**Dataset records**
========

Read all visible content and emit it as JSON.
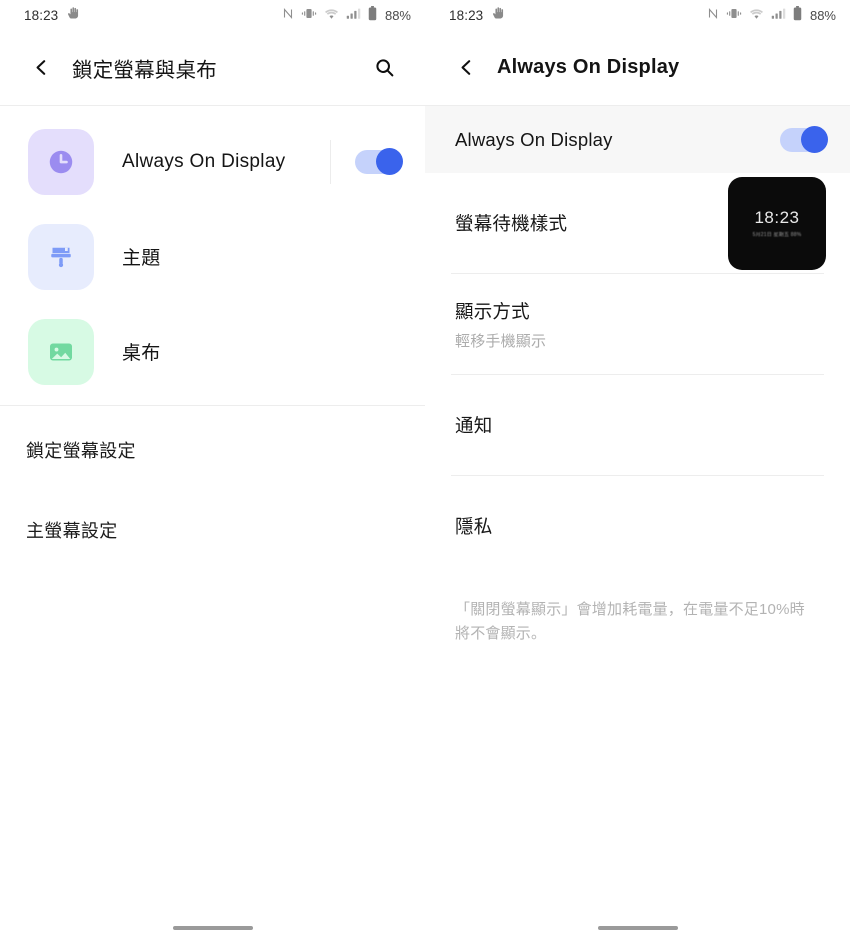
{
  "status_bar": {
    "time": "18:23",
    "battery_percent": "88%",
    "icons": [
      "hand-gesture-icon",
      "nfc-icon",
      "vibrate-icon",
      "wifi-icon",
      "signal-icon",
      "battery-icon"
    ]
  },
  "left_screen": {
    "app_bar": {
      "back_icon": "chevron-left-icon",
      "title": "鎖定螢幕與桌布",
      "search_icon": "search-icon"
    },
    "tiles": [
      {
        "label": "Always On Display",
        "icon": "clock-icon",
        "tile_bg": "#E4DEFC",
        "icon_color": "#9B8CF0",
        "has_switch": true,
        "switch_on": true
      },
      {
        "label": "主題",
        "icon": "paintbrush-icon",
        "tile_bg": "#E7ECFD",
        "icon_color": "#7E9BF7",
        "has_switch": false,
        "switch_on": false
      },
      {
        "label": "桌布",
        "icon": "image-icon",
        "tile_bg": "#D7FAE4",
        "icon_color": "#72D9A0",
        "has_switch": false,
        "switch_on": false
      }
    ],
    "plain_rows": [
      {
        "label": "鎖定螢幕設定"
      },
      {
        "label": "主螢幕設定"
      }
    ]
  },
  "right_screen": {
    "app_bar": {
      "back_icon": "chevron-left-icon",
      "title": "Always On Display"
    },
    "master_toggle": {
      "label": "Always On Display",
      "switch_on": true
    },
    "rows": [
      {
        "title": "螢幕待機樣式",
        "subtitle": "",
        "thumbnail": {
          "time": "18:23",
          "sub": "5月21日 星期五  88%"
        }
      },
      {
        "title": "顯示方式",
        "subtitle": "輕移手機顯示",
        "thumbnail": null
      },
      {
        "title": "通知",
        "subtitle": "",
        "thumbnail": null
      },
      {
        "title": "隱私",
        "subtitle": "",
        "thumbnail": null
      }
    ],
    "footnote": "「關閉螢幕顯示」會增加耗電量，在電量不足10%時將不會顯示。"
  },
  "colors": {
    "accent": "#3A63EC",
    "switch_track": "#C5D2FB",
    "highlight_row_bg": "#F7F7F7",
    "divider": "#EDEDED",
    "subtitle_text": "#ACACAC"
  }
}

========

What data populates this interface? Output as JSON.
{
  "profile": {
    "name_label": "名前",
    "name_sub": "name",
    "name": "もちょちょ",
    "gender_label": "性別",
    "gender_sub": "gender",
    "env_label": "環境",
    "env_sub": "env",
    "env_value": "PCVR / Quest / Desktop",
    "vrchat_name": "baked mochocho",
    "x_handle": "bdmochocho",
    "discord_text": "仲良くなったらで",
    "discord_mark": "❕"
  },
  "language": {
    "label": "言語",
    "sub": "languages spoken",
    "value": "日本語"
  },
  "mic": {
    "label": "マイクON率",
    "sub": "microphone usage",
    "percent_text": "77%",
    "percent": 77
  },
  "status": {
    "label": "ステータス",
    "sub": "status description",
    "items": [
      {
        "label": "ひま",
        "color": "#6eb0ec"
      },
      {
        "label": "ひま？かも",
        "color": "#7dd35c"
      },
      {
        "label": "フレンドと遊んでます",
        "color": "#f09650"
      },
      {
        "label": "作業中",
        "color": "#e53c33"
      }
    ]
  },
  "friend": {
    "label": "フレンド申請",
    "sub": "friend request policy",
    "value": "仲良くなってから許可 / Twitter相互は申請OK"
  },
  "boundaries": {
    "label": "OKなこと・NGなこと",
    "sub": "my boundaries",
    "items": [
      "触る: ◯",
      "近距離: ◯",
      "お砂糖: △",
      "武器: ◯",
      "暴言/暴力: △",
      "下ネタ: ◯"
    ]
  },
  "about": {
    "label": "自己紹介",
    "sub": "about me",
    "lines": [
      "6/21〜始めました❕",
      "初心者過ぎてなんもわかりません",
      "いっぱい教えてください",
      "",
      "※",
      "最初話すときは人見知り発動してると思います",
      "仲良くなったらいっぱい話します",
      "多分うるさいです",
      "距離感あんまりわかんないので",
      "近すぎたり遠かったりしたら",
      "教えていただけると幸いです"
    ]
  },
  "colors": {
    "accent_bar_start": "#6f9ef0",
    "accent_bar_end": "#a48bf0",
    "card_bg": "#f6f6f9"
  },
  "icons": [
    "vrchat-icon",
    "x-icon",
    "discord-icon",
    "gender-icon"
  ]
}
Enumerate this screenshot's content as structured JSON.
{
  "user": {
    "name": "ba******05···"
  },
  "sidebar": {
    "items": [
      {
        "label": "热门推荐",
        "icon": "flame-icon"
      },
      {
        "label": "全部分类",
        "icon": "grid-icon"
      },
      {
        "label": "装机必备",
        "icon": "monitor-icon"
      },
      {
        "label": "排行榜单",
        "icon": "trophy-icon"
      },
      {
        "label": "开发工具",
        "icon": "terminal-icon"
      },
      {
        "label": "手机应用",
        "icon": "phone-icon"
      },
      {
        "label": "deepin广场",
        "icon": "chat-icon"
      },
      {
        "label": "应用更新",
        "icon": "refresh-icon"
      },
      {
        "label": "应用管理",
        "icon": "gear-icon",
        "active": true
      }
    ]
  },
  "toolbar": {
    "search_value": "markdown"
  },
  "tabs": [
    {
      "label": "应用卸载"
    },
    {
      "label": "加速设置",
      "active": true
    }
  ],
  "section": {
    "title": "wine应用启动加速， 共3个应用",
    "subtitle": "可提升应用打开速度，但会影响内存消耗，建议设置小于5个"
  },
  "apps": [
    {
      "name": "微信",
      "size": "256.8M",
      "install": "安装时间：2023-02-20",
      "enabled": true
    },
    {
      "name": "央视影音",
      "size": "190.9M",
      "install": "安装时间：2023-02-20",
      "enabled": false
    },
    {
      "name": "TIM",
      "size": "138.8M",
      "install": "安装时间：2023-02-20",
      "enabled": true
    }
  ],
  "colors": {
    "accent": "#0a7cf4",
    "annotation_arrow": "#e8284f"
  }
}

========

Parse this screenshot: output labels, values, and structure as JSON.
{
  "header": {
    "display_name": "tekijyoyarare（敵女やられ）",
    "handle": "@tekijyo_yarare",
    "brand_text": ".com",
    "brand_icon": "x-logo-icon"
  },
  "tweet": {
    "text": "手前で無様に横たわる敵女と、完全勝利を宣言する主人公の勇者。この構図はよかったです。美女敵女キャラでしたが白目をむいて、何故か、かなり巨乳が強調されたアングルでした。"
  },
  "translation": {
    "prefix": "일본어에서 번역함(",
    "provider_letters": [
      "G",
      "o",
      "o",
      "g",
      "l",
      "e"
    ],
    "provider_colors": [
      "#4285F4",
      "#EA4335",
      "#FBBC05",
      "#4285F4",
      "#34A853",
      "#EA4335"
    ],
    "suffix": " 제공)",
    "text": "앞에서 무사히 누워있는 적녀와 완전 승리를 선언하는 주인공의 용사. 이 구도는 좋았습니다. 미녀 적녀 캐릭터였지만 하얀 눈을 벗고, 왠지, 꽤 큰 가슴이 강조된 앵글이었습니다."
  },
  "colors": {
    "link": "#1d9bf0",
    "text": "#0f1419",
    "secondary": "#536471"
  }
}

========

**WRITTEN EXERCISE**
Locate and copy each line in the data above that includes the word "true".

**ANSWER**
        "has_switch": true,
        "switch_on": true
      "switch_on": true
        "active": true
      "active": true
      "enabled": true
      "enabled": true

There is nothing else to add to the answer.